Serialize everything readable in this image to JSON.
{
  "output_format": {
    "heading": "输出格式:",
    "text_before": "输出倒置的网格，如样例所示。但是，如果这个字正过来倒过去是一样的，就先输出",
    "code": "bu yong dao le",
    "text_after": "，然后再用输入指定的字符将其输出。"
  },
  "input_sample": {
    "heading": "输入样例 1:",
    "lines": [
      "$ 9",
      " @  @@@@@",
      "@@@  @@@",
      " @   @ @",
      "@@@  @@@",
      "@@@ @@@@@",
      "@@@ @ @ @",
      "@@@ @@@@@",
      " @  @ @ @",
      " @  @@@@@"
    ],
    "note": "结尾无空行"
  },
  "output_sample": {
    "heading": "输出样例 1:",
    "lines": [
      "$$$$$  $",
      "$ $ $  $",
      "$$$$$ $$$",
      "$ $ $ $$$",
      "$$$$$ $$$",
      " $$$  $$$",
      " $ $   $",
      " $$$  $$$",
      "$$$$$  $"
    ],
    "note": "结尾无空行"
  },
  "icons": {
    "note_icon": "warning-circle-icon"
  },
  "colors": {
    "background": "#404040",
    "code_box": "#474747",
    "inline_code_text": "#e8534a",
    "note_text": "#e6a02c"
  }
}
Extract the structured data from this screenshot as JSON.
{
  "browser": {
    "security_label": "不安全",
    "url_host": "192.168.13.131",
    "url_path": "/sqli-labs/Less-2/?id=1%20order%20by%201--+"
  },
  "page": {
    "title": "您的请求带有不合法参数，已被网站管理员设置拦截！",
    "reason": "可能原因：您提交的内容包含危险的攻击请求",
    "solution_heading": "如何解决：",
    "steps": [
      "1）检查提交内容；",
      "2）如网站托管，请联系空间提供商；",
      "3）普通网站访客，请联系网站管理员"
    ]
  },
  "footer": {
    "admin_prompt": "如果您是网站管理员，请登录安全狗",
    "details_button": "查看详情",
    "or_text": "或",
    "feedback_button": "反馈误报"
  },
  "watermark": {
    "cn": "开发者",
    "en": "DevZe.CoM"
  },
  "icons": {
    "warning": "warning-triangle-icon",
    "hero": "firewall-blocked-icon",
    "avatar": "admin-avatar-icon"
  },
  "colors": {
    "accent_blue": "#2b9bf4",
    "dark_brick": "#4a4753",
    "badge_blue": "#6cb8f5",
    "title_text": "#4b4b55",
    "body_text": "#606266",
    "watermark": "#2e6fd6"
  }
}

* * * * * * * * *

▸ What to produce
Output the listing above exactly as it appears.

▸ Written solution
Serialize everything readable in this image to JSON.
{
  "output_format": {
    "heading": "输出格式:",
    "text_before": "输出倒置的网格，如样例所示。但是，如果这个字正过来倒过去是一样的，就先输出",
    "code": "bu yong dao le",
    "text_after": "，然后再用输入指定的字符将其输出。"
  },
  "input_sample": {
    "heading": "输入样例 1:",
    "lines": [
      "$ 9",
      " @  @@@@@",
      "@@@  @@@",
      " @   @ @",
      "@@@  @@@",
      "@@@ @@@@@",
      "@@@ @ @ @",
      "@@@ @@@@@",
      " @  @ @ @",
      " @  @@@@@"
    ],
    "note": "结尾无空行"
  },
  "output_sample": {
    "heading": "输出样例 1:",
    "lines": [
      "$$$$$  $",
      "$ $ $  $",
      "$$$$$ $$$",
      "$ $ $ $$$",
      "$$$$$ $$$",
      " $$$  $$$",
      " $ $   $",
      " $$$  $$$",
      "$$$$$  $"
    ],
    "note": "结尾无空行"
  },
  "icons": {
    "note_icon": "warning-circle-icon"
  },
  "colors": {
    "background": "#404040",
    "code_box": "#474747",
    "inline_code_text": "#e8534a",
    "note_text": "#e6a02c"
  }
}
Extract the structured data from this screenshot as JSON.
{
  "browser": {
    "security_label": "不安全",
    "url_host": "192.168.13.131",
    "url_path": "/sqli-labs/Less-2/?id=1%20order%20by%201--+"
  },
  "page": {
    "title": "您的请求带有不合法参数，已被网站管理员设置拦截！",
    "reason": "可能原因：您提交的内容包含危险的攻击请求",
    "solution_heading": "如何解决：",
    "steps": [
      "1）检查提交内容；",
      "2）如网站托管，请联系空间提供商；",
      "3）普通网站访客，请联系网站管理员"
    ]
  },
  "footer": {
    "admin_prompt": "如果您是网站管理员，请登录安全狗",
    "details_button": "查看详情",
    "or_text": "或",
    "feedback_button": "反馈误报"
  },
  "watermark": {
    "cn": "开发者",
    "en": "DevZe.CoM"
  },
  "icons": {
    "warning": "warning-triangle-icon",
    "hero": "firewall-blocked-icon",
    "avatar": "admin-avatar-icon"
  },
  "colors": {
    "accent_blue": "#2b9bf4",
    "dark_brick": "#4a4753",
    "badge_blue": "#6cb8f5",
    "title_text": "#4b4b55",
    "body_text": "#606266",
    "watermark": "#2e6fd6"
  }
}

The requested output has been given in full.